(Stored entries)
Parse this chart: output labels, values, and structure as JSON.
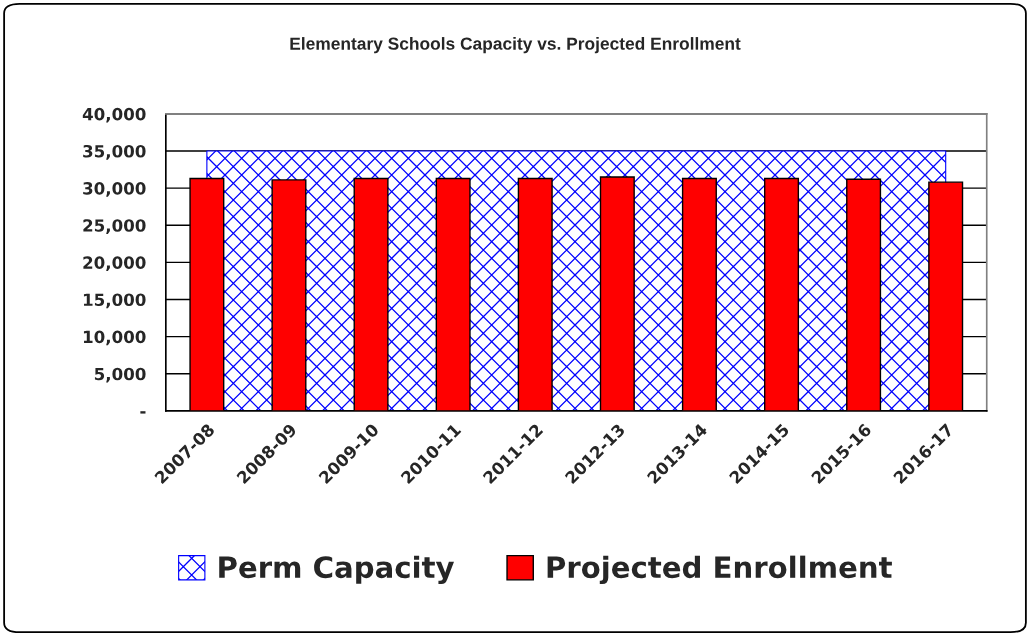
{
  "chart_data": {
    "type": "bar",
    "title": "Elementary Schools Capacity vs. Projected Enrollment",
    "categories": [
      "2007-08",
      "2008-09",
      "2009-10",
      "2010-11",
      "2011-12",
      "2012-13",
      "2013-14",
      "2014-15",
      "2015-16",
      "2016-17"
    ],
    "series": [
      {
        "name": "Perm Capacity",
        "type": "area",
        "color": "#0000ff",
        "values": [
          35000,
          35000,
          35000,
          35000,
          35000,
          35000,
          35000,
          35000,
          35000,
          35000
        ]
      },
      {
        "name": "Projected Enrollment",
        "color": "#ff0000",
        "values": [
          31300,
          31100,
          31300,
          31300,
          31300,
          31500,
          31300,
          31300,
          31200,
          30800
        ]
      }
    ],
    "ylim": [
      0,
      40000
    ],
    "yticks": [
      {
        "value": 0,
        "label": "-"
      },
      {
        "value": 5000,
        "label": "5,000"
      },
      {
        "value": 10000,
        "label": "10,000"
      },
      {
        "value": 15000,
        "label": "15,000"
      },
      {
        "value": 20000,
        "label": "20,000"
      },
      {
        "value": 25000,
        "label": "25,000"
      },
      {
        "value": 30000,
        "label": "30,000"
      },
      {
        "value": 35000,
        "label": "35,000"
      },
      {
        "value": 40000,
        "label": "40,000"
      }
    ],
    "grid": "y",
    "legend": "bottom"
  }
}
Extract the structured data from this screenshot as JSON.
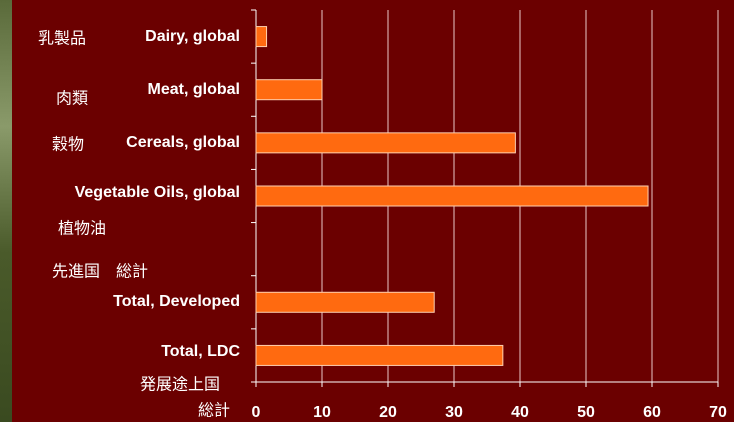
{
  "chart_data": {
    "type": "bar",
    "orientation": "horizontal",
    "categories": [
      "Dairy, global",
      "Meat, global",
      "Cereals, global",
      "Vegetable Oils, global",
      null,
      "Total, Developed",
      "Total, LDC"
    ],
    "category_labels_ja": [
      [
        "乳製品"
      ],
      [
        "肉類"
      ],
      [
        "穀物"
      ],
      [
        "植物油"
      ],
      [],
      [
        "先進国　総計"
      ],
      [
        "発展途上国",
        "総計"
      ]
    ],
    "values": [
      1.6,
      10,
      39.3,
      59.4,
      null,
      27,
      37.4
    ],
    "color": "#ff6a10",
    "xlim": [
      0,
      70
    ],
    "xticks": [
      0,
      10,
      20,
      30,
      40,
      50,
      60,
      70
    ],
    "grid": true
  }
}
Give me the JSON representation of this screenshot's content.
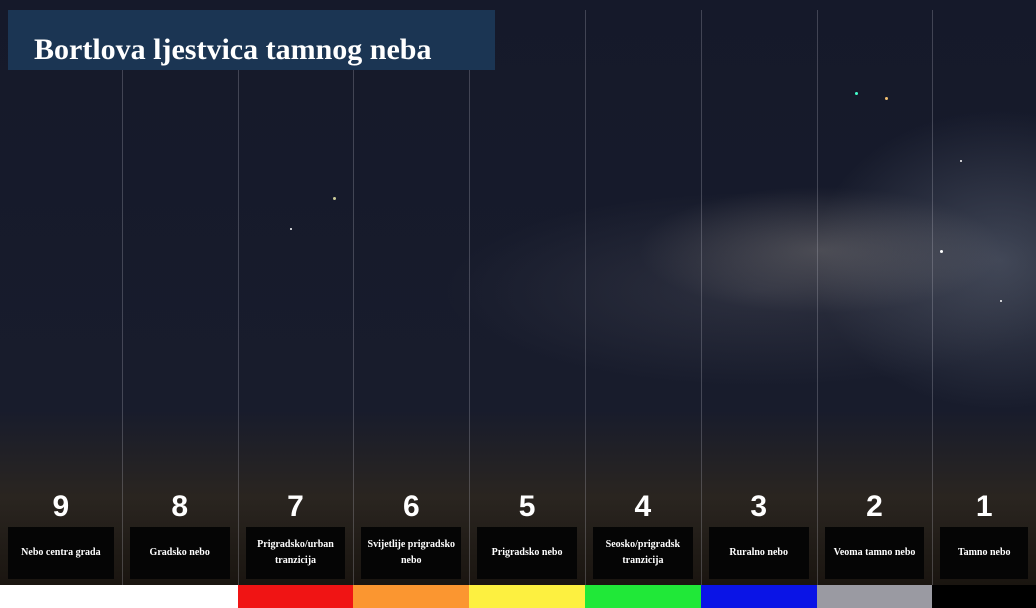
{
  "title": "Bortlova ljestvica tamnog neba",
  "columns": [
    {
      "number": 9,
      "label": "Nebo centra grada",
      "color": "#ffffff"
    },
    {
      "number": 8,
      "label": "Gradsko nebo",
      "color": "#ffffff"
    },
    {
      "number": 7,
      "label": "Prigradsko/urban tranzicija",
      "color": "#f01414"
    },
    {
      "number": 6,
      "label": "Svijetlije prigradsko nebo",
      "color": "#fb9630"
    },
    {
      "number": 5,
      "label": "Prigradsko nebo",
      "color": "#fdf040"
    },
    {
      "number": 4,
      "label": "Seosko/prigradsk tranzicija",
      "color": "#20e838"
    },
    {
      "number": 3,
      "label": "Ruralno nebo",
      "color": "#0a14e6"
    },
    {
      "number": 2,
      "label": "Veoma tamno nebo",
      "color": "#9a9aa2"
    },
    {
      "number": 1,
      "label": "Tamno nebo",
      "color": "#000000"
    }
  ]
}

◆ What you have to do: Pick out the lines containing the string "title" and show them.

◆ Finished exercise:
    "title": "Elementary Schools Capacity vs. Projected Enrollment",
  "title": "Bortlova ljestvica tamnog neba",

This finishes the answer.